SOURCE ->

▬▬▬▬▬▬▬▬▬▬

Some interesting insights into the development of the new Office 2010 Backstage user experience – excerpt:
Before getting into the details of the Backstage View, I’d like to talk about the thinking that led us to the design. And to do that, I have to start way back in the fall of 2003, before we started designing the Ribbon.
The Office User Experience Team is responsible for providing the UI platform for the rest of Office, so it was our assignment to tackle the following two problems. First, we knew from user feedback that people had a lot of difficulty finding, using, and understanding the vast feature set in Office. Second, we were struggling internally with the fact the menus, toolbars, and task panes were collapsing under their own weight. Those UI concepts were designed for much simpler programs, and could no longer handle the volume of commands in the mature Office applications.
So, we spent a lot of time looking at entire the Office feature set. We thought hard about how new features should be built and we made some predictions about the types of features we’d need to build over the next several versions.
One of the first things we identified was that there were two distinct types of features within the applications. We called the two types IN and OUT features.
The IN features are the ones most people are more familiar with. These are the features that act on the content of the document and show up on the page. Examples include commands like bold, margins, spelling, and styles. These are the features that make up the heart of the application. When using these features, you need to be able to view the document content and often need to have a selection or blinking cursor somewhere in the document.

▬▬▬▬▬▬▬▬▬▬

TO-DO LIST ->
A) Condense the paragraph of the Backstage excerpt that begins "The IN features are the ones" into a short bulleted list that keeps its main facts.
B) Answer these questions from the Backstage excerpt:
(i) In what season and year does the thinking behind the design begin?
(ii) What names did the team give the two types of features it identified?
(iii) Which four commands are given as examples of IN features?
C) Copy the passage of the Backstage excerpt that begins at the words "One of the first" and stops after "and OUT features.", renaming "applications" to "programs".
The lines that follow have no connection to the Backstage excerpt.

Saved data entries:
▬▬▬▬▬▬▬▬▬▬

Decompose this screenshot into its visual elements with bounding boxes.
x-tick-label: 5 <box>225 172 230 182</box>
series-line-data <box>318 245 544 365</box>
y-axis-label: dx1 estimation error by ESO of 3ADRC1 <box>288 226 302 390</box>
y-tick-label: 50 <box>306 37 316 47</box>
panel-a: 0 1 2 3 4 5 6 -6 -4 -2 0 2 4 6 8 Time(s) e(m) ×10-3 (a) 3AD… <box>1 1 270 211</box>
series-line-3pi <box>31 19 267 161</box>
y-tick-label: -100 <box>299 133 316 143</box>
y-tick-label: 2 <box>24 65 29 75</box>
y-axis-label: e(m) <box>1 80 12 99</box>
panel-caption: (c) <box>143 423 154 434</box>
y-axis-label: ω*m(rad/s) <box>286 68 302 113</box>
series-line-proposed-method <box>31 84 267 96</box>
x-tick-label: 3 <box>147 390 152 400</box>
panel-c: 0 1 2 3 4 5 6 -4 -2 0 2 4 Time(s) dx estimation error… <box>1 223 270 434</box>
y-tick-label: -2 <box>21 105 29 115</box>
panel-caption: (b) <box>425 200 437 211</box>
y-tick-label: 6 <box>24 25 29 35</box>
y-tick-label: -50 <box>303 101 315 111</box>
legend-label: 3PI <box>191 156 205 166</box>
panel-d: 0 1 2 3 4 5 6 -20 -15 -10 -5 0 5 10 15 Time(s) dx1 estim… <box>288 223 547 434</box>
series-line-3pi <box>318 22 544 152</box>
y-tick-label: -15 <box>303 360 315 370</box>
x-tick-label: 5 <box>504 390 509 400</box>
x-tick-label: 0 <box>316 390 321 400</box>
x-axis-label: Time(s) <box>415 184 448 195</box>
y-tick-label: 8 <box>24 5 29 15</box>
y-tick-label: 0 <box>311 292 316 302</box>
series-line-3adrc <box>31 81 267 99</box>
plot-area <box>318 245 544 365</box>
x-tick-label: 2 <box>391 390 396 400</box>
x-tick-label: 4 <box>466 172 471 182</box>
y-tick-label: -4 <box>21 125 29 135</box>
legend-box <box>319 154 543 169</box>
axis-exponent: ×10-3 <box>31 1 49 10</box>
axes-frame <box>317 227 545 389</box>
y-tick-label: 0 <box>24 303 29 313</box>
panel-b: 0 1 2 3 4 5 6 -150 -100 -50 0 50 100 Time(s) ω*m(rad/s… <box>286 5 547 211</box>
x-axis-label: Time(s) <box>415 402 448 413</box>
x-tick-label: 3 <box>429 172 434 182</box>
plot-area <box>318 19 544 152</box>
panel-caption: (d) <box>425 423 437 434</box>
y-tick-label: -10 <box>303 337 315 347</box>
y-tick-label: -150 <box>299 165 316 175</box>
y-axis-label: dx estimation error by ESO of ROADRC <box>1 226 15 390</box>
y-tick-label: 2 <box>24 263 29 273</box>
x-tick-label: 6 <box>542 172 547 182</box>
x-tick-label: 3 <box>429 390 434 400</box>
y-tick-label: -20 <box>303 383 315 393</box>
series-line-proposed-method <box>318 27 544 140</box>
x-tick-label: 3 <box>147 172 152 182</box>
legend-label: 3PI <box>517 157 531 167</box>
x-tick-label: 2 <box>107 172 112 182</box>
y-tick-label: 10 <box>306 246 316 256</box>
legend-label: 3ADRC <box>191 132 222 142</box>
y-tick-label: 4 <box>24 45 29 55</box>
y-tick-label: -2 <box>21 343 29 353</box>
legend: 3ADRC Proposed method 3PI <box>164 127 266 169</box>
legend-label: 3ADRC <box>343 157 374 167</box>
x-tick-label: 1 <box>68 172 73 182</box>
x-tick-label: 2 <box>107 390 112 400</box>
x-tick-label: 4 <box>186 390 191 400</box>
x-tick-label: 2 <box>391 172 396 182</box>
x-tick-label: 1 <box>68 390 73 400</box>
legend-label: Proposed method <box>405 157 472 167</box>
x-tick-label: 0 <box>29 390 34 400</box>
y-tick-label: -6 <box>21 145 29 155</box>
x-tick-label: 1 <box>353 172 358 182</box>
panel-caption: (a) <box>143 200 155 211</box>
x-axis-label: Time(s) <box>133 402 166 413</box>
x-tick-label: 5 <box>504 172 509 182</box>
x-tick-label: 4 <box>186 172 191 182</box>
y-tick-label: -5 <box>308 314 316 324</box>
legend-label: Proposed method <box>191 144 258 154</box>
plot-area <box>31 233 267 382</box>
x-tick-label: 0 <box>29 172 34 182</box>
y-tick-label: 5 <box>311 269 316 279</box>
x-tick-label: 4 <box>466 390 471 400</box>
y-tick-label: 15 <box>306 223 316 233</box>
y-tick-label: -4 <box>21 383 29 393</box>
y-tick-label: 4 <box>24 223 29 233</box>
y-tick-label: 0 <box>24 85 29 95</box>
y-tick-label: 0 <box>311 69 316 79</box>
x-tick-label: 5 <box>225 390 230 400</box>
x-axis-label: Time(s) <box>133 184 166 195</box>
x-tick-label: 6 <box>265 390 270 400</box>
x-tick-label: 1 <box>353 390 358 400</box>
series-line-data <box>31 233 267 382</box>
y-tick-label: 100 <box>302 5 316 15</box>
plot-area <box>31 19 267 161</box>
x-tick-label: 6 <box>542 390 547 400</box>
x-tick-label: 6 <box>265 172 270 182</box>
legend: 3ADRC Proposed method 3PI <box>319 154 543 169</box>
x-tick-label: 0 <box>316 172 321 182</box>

▬▬▬▬▬▬▬▬▬▬

ANSWER SET ->
A)
- IN features are the ones most people know best.
- They act on the document's content and show up on the page.
- Examples are bold, margins, spelling and styles.
- They form the heart of the application.
- Using them requires seeing the document content, often with a selection or a blinking cursor in the document.

B)
(i) The fall of 2003.
(ii) IN and OUT features.
(iii) Bold, margins, spelling and styles.

C)
One of the first things we identified was that there were two distinct types of features within the programs. We called the two types IN and OUT features.